-- Request --
Print the listing in its entirety and exactly, leaving out images.

[Dataset rows]

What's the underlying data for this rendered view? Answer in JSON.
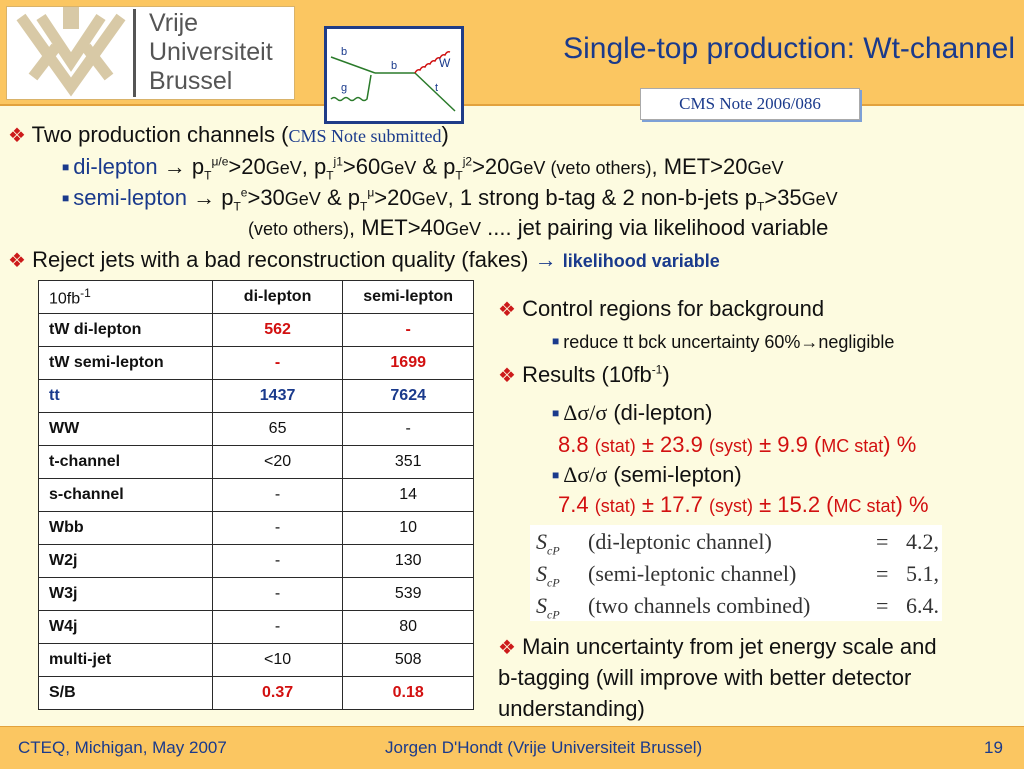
{
  "header": {
    "logo": {
      "line1": "Vrije",
      "line2": "Universiteit",
      "line3": "Brussel"
    },
    "title": "Single-top production: Wt-channel",
    "diagram_labels": {
      "b_in": "b",
      "g": "g",
      "b_mid": "b",
      "W": "W",
      "t": "t"
    },
    "reference": "CMS Note 2006/086"
  },
  "bullets": {
    "b1": {
      "text": "Two production channels (",
      "note": "CMS Note submitted",
      "close": ")"
    },
    "dilepton": {
      "label": "di-lepton",
      "arrow": " → p",
      "t1": "T",
      "s1": "μ/e",
      "r1": ">20",
      "u1": "GeV",
      "mid1": ", p",
      "t2": "T",
      "s2": "j1",
      "r2": ">60",
      "u2": "GeV",
      "mid2": " & p",
      "t3": "T",
      "s3": "j2",
      "r3": ">20",
      "u3": "GeV",
      "veto": " (veto others)",
      "met": ", MET>20",
      "u4": "GeV"
    },
    "semilepton": {
      "label": "semi-lepton",
      "arrow": " → p",
      "t1": "T",
      "s1": "e",
      "r1": ">30",
      "u1": "GeV",
      "mid1": " & p",
      "t2": "T",
      "s2": "μ",
      "r2": ">20",
      "u2": "GeV",
      "rest": ", 1 strong b-tag & 2 non-b-jets p",
      "t3": "T",
      "r3": ">35",
      "u3": "GeV",
      "line2_veto": "(veto others)",
      "line2_met": ", MET>40",
      "line2_unit": "GeV",
      "line2_rest": " .... jet pairing via likelihood variable"
    },
    "b2": {
      "text": "Reject jets with a bad reconstruction quality (fakes) ",
      "arrow": "→ ",
      "bold": "likelihood variable"
    }
  },
  "table": {
    "header": {
      "col0": "10fb",
      "col0_sup": "-1",
      "col1": "di-lepton",
      "col2": "semi-lepton"
    },
    "rows": [
      {
        "name": "tW di-lepton",
        "di": "562",
        "semi": "-"
      },
      {
        "name": "tW semi-lepton",
        "di": "-",
        "semi": "1699"
      },
      {
        "name": "tt",
        "di": "1437",
        "semi": "7624"
      },
      {
        "name": "WW",
        "di": "65",
        "semi": "-"
      },
      {
        "name": "t-channel",
        "di": "<20",
        "semi": "351"
      },
      {
        "name": "s-channel",
        "di": "-",
        "semi": "14"
      },
      {
        "name": "Wbb",
        "di": "-",
        "semi": "10"
      },
      {
        "name": "W2j",
        "di": "-",
        "semi": "130"
      },
      {
        "name": "W3j",
        "di": "-",
        "semi": "539"
      },
      {
        "name": "W4j",
        "di": "-",
        "semi": "80"
      },
      {
        "name": "multi-jet",
        "di": "<10",
        "semi": "508"
      },
      {
        "name": "S/B",
        "di": "0.37",
        "semi": "0.18"
      }
    ]
  },
  "right": {
    "control": "Control regions for background",
    "reduce": "reduce tt bck uncertainty 60%→negligible",
    "results": "Results (10fb",
    "results_sup": "-1",
    "results_close": ")",
    "dsig1": "Δσ/σ",
    "dsig1_label": " (di-lepton)",
    "res1": {
      "v": "8.8 ",
      "a": "(stat)",
      "b": " ± 23.9 ",
      "c": "(syst)",
      "d": " ± 9.9 (",
      "e": "MC stat",
      "f": ") %"
    },
    "dsig2": "Δσ/σ",
    "dsig2_label": " (semi-lepton)",
    "res2": {
      "v": "7.4 ",
      "a": "(stat)",
      "b": " ± 17.7 ",
      "c": "(syst)",
      "d": " ± 15.2 (",
      "e": "MC stat",
      "f": ") %"
    },
    "formula": [
      {
        "sym": "S",
        "sub": "cP",
        "desc": "(di-leptonic channel)",
        "eq": "=",
        "val": "4.2,"
      },
      {
        "sym": "S",
        "sub": "cP",
        "desc": "(semi-leptonic channel)",
        "eq": "=",
        "val": "5.1,"
      },
      {
        "sym": "S",
        "sub": "cP",
        "desc": "(two channels combined)",
        "eq": "=",
        "val": "6.4."
      }
    ],
    "main1": "Main uncertainty from jet energy scale and",
    "main2": "b-tagging (will improve with better detector",
    "main3": "understanding)"
  },
  "footer": {
    "left": "CTEQ, Michigan, May 2007",
    "center": "Jorgen D'Hondt  (Vrije Universiteit Brussel)",
    "page": "19"
  }
}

-- The answer --
What's the underlying data for this rendered view? Answer in JSON.
{
  "header": {
    "logo": {
      "line1": "Vrije",
      "line2": "Universiteit",
      "line3": "Brussel"
    },
    "title": "Single-top production: Wt-channel",
    "diagram_labels": {
      "b_in": "b",
      "g": "g",
      "b_mid": "b",
      "W": "W",
      "t": "t"
    },
    "reference": "CMS Note 2006/086"
  },
  "bullets": {
    "b1": {
      "text": "Two production channels (",
      "note": "CMS Note submitted",
      "close": ")"
    },
    "dilepton": {
      "label": "di-lepton",
      "arrow": " → p",
      "t1": "T",
      "s1": "μ/e",
      "r1": ">20",
      "u1": "GeV",
      "mid1": ", p",
      "t2": "T",
      "s2": "j1",
      "r2": ">60",
      "u2": "GeV",
      "mid2": " & p",
      "t3": "T",
      "s3": "j2",
      "r3": ">20",
      "u3": "GeV",
      "veto": " (veto others)",
      "met": ", MET>20",
      "u4": "GeV"
    },
    "semilepton": {
      "label": "semi-lepton",
      "arrow": " → p",
      "t1": "T",
      "s1": "e",
      "r1": ">30",
      "u1": "GeV",
      "mid1": " & p",
      "t2": "T",
      "s2": "μ",
      "r2": ">20",
      "u2": "GeV",
      "rest": ", 1 strong b-tag & 2 non-b-jets p",
      "t3": "T",
      "r3": ">35",
      "u3": "GeV",
      "line2_veto": "(veto others)",
      "line2_met": ", MET>40",
      "line2_unit": "GeV",
      "line2_rest": " .... jet pairing via likelihood variable"
    },
    "b2": {
      "text": "Reject jets with a bad reconstruction quality (fakes) ",
      "arrow": "→ ",
      "bold": "likelihood variable"
    }
  },
  "table": {
    "header": {
      "col0": "10fb",
      "col0_sup": "-1",
      "col1": "di-lepton",
      "col2": "semi-lepton"
    },
    "rows": [
      {
        "name": "tW di-lepton",
        "di": "562",
        "semi": "-"
      },
      {
        "name": "tW semi-lepton",
        "di": "-",
        "semi": "1699"
      },
      {
        "name": "tt",
        "di": "1437",
        "semi": "7624"
      },
      {
        "name": "WW",
        "di": "65",
        "semi": "-"
      },
      {
        "name": "t-channel",
        "di": "<20",
        "semi": "351"
      },
      {
        "name": "s-channel",
        "di": "-",
        "semi": "14"
      },
      {
        "name": "Wbb",
        "di": "-",
        "semi": "10"
      },
      {
        "name": "W2j",
        "di": "-",
        "semi": "130"
      },
      {
        "name": "W3j",
        "di": "-",
        "semi": "539"
      },
      {
        "name": "W4j",
        "di": "-",
        "semi": "80"
      },
      {
        "name": "multi-jet",
        "di": "<10",
        "semi": "508"
      },
      {
        "name": "S/B",
        "di": "0.37",
        "semi": "0.18"
      }
    ]
  },
  "right": {
    "control": "Control regions for background",
    "reduce": "reduce tt bck uncertainty 60%→negligible",
    "results": "Results (10fb",
    "results_sup": "-1",
    "results_close": ")",
    "dsig1": "Δσ/σ",
    "dsig1_label": " (di-lepton)",
    "res1": {
      "v": "8.8 ",
      "a": "(stat)",
      "b": " ± 23.9 ",
      "c": "(syst)",
      "d": " ± 9.9 (",
      "e": "MC stat",
      "f": ") %"
    },
    "dsig2": "Δσ/σ",
    "dsig2_label": " (semi-lepton)",
    "res2": {
      "v": "7.4 ",
      "a": "(stat)",
      "b": " ± 17.7 ",
      "c": "(syst)",
      "d": " ± 15.2 (",
      "e": "MC stat",
      "f": ") %"
    },
    "formula": [
      {
        "sym": "S",
        "sub": "cP",
        "desc": "(di-leptonic channel)",
        "eq": "=",
        "val": "4.2,"
      },
      {
        "sym": "S",
        "sub": "cP",
        "desc": "(semi-leptonic channel)",
        "eq": "=",
        "val": "5.1,"
      },
      {
        "sym": "S",
        "sub": "cP",
        "desc": "(two channels combined)",
        "eq": "=",
        "val": "6.4."
      }
    ],
    "main1": "Main uncertainty from jet energy scale and",
    "main2": "b-tagging (will improve with better detector",
    "main3": "understanding)"
  },
  "footer": {
    "left": "CTEQ, Michigan, May 2007",
    "center": "Jorgen D'Hondt  (Vrije Universiteit Brussel)",
    "page": "19"
  }
}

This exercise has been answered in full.